[Objective]
Collect every line that includes the string "warning".

***** Data records

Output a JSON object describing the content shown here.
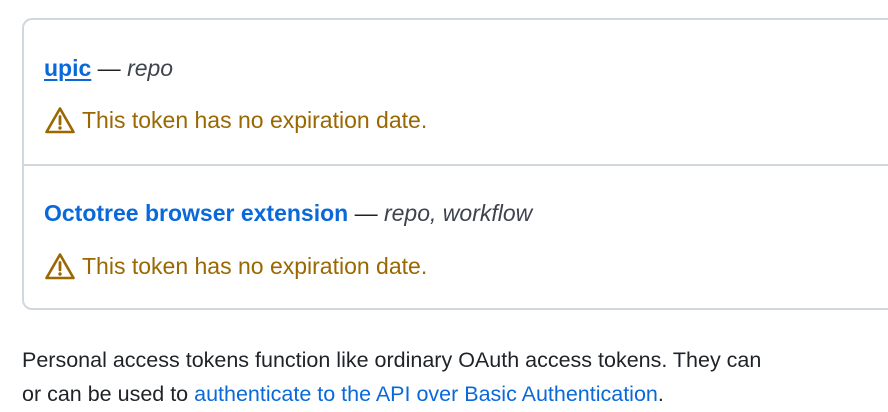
{
  "tokens": [
    {
      "name": "upic",
      "separator": " — ",
      "scopes": "repo",
      "warning": "This token has no expiration date."
    },
    {
      "name": "Octotree browser extension",
      "separator": " — ",
      "scopes": "repo, workflow",
      "warning": "This token has no expiration date."
    }
  ],
  "description": {
    "line1": "Personal access tokens function like ordinary OAuth access tokens. They can",
    "line2_prefix": "or can be used to ",
    "line2_link": "authenticate to the API over Basic Authentication",
    "line2_suffix": "."
  },
  "icons": {
    "warning": "alert-triangle-icon"
  },
  "colors": {
    "link": "#0969da",
    "warning": "#9a6700",
    "border": "#d0d7de",
    "text": "#1f2328"
  }
}
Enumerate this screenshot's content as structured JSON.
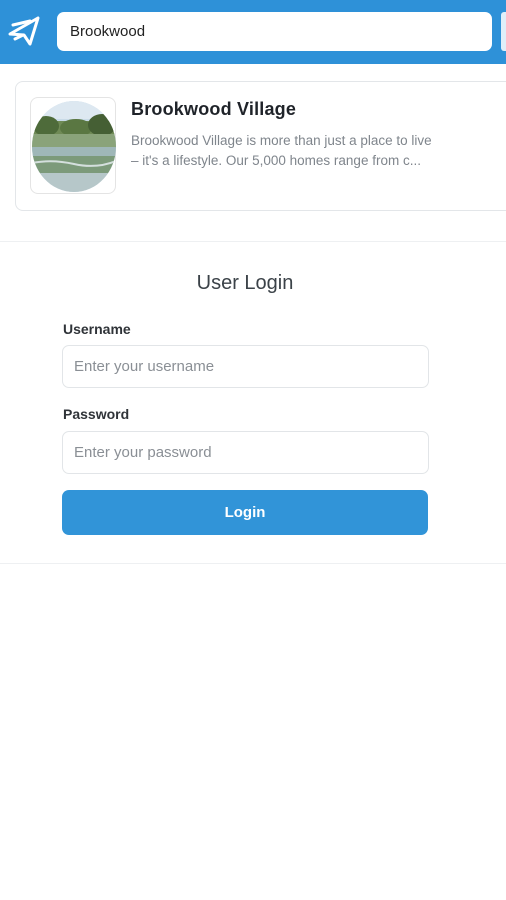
{
  "header": {
    "search_value": "Brookwood",
    "brand_color": "#2e91d8",
    "logo_icon": "paper-plane-icon"
  },
  "community": {
    "title": "Brookwood Village",
    "description_line1": "Brookwood Village is more than just a place to live",
    "description_line2": "– it's a lifestyle. Our 5,000 homes range from c...",
    "image": "lake-landscape-thumbnail"
  },
  "login": {
    "title": "User Login",
    "username_label": "Username",
    "username_placeholder": "Enter your username",
    "password_label": "Password",
    "password_placeholder": "Enter your password",
    "submit_label": "Login",
    "button_color": "#3194d8"
  }
}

**********

[Output]
      "warning": "This token has no expiration date."
      "warning": "This token has no expiration date."
    "warning": "alert-triangle-icon"
    "warning": "#9a6700",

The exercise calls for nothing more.